EXERCISE BRIEF: What do the lines say from the one containing "Type out the text in this image." to the end of the records? Restate them word for word, and only those.

Source records:
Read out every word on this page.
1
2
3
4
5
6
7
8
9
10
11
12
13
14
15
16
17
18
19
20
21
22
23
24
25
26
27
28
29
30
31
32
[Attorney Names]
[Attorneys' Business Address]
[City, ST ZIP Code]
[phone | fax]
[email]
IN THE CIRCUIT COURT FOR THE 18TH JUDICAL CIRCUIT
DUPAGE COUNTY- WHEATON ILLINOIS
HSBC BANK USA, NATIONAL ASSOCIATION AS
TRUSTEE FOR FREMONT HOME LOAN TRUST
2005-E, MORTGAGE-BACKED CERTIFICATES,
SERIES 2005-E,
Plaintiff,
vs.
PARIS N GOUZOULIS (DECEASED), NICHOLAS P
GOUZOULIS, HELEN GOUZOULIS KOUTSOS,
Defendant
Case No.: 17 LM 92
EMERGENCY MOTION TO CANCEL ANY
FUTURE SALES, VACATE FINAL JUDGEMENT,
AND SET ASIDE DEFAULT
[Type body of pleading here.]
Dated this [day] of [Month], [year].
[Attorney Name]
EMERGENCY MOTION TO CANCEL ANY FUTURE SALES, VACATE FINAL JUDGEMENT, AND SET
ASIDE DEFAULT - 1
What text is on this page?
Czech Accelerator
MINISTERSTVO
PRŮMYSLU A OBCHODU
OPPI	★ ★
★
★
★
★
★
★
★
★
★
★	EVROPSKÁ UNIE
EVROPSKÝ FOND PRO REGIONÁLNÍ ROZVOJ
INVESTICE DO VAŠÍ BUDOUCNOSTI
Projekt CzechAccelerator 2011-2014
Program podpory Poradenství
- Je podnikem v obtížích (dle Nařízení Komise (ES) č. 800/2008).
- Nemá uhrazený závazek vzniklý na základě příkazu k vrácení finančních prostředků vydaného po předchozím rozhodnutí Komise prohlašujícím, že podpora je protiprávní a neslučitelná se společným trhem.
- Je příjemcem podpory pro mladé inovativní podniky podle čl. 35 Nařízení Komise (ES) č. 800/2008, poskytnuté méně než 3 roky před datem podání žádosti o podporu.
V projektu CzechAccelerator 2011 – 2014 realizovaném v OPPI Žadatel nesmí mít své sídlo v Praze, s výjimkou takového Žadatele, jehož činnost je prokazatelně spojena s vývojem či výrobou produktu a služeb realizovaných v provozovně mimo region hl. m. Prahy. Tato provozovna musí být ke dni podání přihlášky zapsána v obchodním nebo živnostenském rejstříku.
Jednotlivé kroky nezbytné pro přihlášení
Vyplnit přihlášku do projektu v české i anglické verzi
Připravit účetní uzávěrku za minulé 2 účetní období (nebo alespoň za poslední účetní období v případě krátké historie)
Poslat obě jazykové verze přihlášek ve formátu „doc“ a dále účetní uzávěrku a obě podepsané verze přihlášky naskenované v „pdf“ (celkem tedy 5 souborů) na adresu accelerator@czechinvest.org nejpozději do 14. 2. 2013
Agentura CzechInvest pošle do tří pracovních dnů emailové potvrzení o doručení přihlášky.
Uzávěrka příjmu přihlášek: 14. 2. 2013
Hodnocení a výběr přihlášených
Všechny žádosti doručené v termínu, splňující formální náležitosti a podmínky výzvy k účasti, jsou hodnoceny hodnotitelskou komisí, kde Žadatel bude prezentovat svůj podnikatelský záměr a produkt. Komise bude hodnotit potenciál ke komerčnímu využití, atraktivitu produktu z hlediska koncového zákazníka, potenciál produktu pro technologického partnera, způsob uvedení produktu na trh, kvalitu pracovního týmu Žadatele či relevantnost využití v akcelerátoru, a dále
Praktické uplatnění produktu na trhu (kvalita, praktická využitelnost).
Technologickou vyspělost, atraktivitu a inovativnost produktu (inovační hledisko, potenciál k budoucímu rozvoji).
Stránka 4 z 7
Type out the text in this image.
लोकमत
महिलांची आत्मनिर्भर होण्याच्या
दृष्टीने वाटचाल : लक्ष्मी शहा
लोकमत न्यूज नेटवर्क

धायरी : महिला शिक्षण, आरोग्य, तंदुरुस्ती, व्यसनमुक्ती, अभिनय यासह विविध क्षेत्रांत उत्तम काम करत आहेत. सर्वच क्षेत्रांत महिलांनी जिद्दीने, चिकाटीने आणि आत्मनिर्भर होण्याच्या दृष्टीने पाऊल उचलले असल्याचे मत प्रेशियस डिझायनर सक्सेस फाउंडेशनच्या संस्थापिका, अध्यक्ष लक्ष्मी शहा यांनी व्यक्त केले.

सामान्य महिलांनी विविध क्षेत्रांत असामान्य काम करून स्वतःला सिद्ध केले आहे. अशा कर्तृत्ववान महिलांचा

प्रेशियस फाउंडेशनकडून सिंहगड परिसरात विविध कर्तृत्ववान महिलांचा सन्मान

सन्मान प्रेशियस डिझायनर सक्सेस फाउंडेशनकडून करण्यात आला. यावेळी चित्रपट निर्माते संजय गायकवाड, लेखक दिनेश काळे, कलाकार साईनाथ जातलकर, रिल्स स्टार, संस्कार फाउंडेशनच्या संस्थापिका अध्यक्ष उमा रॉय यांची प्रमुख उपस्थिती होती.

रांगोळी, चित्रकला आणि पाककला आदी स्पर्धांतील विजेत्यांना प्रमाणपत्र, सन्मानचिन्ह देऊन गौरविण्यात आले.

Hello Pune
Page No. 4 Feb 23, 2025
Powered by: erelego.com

COMPLETED EXERCISE:
Type out the text in this image.
लोकमत
महिलांची आत्मनिर्भर होण्याच्या
दृष्टीने वाटचाल : लक्ष्मी शहा
लोकमत न्यूज नेटवर्क

धायरी : महिला शिक्षण, आरोग्य, तंदुरुस्ती, व्यसनमुक्ती, अभिनय यासह विविध क्षेत्रांत उत्तम काम करत आहेत. सर्वच क्षेत्रांत महिलांनी जिद्दीने, चिकाटीने आणि आत्मनिर्भर होण्याच्या दृष्टीने पाऊल उचलले असल्याचे मत प्रेशियस डिझायनर सक्सेस फाउंडेशनच्या संस्थापिका, अध्यक्ष लक्ष्मी शहा यांनी व्यक्त केले.

सामान्य महिलांनी विविध क्षेत्रांत असामान्य काम करून स्वतःला सिद्ध केले आहे. अशा कर्तृत्ववान महिलांचा

प्रेशियस फाउंडेशनकडून सिंहगड परिसरात विविध कर्तृत्ववान महिलांचा सन्मान

सन्मान प्रेशियस डिझायनर सक्सेस फाउंडेशनकडून करण्यात आला. यावेळी चित्रपट निर्माते संजय गायकवाड, लेखक दिनेश काळे, कलाकार साईनाथ जातलकर, रिल्स स्टार, संस्कार फाउंडेशनच्या संस्थापिका अध्यक्ष उमा रॉय यांची प्रमुख उपस्थिती होती.

रांगोळी, चित्रकला आणि पाककला आदी स्पर्धांतील विजेत्यांना प्रमाणपत्र, सन्मानचिन्ह देऊन गौरविण्यात आले.

Hello Pune
Page No. 4 Feb 23, 2025
Powered by: erelego.com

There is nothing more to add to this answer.